(Stored entries)
# # # # #

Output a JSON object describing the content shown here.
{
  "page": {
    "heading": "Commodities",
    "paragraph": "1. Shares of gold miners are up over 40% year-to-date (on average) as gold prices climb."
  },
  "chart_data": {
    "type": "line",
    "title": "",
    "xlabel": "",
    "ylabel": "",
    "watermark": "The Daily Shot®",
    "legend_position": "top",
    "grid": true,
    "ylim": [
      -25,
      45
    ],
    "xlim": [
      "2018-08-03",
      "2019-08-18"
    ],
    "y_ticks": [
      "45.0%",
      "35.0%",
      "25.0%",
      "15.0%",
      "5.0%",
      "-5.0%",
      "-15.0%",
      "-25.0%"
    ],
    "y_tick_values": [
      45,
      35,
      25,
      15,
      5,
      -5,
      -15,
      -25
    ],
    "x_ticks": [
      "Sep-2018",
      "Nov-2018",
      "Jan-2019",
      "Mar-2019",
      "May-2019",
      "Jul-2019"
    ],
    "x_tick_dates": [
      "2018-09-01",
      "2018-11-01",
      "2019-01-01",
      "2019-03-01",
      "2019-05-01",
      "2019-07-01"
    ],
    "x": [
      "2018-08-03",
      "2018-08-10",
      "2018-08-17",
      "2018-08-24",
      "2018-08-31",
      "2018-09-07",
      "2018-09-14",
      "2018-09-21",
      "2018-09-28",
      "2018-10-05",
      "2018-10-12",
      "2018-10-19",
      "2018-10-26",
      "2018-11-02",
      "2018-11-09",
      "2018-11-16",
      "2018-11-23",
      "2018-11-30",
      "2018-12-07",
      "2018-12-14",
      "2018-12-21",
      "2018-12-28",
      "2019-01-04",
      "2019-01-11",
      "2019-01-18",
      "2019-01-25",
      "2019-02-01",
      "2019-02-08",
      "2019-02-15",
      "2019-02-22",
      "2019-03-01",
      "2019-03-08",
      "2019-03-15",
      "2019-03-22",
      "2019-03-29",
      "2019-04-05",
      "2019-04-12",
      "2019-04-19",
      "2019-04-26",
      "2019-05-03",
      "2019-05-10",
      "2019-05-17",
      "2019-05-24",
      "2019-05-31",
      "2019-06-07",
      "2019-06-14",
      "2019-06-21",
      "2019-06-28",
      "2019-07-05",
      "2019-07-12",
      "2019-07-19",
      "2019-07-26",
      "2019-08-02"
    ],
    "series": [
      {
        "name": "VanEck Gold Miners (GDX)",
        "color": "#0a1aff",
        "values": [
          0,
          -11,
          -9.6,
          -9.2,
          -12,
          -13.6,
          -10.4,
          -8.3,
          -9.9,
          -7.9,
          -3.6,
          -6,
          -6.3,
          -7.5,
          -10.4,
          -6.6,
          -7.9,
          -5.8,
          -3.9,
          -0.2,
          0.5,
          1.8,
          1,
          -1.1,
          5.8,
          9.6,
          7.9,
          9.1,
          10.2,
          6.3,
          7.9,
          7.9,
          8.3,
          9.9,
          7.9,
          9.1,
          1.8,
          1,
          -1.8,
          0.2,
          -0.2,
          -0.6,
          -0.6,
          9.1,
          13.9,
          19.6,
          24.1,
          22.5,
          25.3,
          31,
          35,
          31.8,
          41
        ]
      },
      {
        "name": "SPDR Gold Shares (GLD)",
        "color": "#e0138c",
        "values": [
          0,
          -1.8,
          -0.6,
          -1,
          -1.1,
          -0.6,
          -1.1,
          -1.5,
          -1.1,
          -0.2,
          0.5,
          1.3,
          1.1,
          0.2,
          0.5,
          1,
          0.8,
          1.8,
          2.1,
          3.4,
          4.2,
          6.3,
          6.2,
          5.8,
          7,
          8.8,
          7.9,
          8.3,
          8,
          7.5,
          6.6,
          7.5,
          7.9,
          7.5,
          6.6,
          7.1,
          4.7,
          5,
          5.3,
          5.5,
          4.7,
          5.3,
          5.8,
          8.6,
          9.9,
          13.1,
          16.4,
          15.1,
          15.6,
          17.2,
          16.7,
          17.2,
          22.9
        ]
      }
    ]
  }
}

# # # # #

» PROBLEM STATEMENT: Exactly as written above, please repeat the entries.

» EXERCISE SOLUTION:
Output a JSON object describing the content shown here.
{
  "page": {
    "heading": "Commodities",
    "paragraph": "1. Shares of gold miners are up over 40% year-to-date (on average) as gold prices climb."
  },
  "chart_data": {
    "type": "line",
    "title": "",
    "xlabel": "",
    "ylabel": "",
    "watermark": "The Daily Shot®",
    "legend_position": "top",
    "grid": true,
    "ylim": [
      -25,
      45
    ],
    "xlim": [
      "2018-08-03",
      "2019-08-18"
    ],
    "y_ticks": [
      "45.0%",
      "35.0%",
      "25.0%",
      "15.0%",
      "5.0%",
      "-5.0%",
      "-15.0%",
      "-25.0%"
    ],
    "y_tick_values": [
      45,
      35,
      25,
      15,
      5,
      -5,
      -15,
      -25
    ],
    "x_ticks": [
      "Sep-2018",
      "Nov-2018",
      "Jan-2019",
      "Mar-2019",
      "May-2019",
      "Jul-2019"
    ],
    "x_tick_dates": [
      "2018-09-01",
      "2018-11-01",
      "2019-01-01",
      "2019-03-01",
      "2019-05-01",
      "2019-07-01"
    ],
    "x": [
      "2018-08-03",
      "2018-08-10",
      "2018-08-17",
      "2018-08-24",
      "2018-08-31",
      "2018-09-07",
      "2018-09-14",
      "2018-09-21",
      "2018-09-28",
      "2018-10-05",
      "2018-10-12",
      "2018-10-19",
      "2018-10-26",
      "2018-11-02",
      "2018-11-09",
      "2018-11-16",
      "2018-11-23",
      "2018-11-30",
      "2018-12-07",
      "2018-12-14",
      "2018-12-21",
      "2018-12-28",
      "2019-01-04",
      "2019-01-11",
      "2019-01-18",
      "2019-01-25",
      "2019-02-01",
      "2019-02-08",
      "2019-02-15",
      "2019-02-22",
      "2019-03-01",
      "2019-03-08",
      "2019-03-15",
      "2019-03-22",
      "2019-03-29",
      "2019-04-05",
      "2019-04-12",
      "2019-04-19",
      "2019-04-26",
      "2019-05-03",
      "2019-05-10",
      "2019-05-17",
      "2019-05-24",
      "2019-05-31",
      "2019-06-07",
      "2019-06-14",
      "2019-06-21",
      "2019-06-28",
      "2019-07-05",
      "2019-07-12",
      "2019-07-19",
      "2019-07-26",
      "2019-08-02"
    ],
    "series": [
      {
        "name": "VanEck Gold Miners (GDX)",
        "color": "#0a1aff",
        "values": [
          0,
          -11,
          -9.6,
          -9.2,
          -12,
          -13.6,
          -10.4,
          -8.3,
          -9.9,
          -7.9,
          -3.6,
          -6,
          -6.3,
          -7.5,
          -10.4,
          -6.6,
          -7.9,
          -5.8,
          -3.9,
          -0.2,
          0.5,
          1.8,
          1,
          -1.1,
          5.8,
          9.6,
          7.9,
          9.1,
          10.2,
          6.3,
          7.9,
          7.9,
          8.3,
          9.9,
          7.9,
          9.1,
          1.8,
          1,
          -1.8,
          0.2,
          -0.2,
          -0.6,
          -0.6,
          9.1,
          13.9,
          19.6,
          24.1,
          22.5,
          25.3,
          31,
          35,
          31.8,
          41
        ]
      },
      {
        "name": "SPDR Gold Shares (GLD)",
        "color": "#e0138c",
        "values": [
          0,
          -1.8,
          -0.6,
          -1,
          -1.1,
          -0.6,
          -1.1,
          -1.5,
          -1.1,
          -0.2,
          0.5,
          1.3,
          1.1,
          0.2,
          0.5,
          1,
          0.8,
          1.8,
          2.1,
          3.4,
          4.2,
          6.3,
          6.2,
          5.8,
          7,
          8.8,
          7.9,
          8.3,
          8,
          7.5,
          6.6,
          7.5,
          7.9,
          7.5,
          6.6,
          7.1,
          4.7,
          5,
          5.3,
          5.5,
          4.7,
          5.3,
          5.8,
          8.6,
          9.9,
          13.1,
          16.4,
          15.1,
          15.6,
          17.2,
          16.7,
          17.2,
          22.9
        ]
      }
    ]
  }
}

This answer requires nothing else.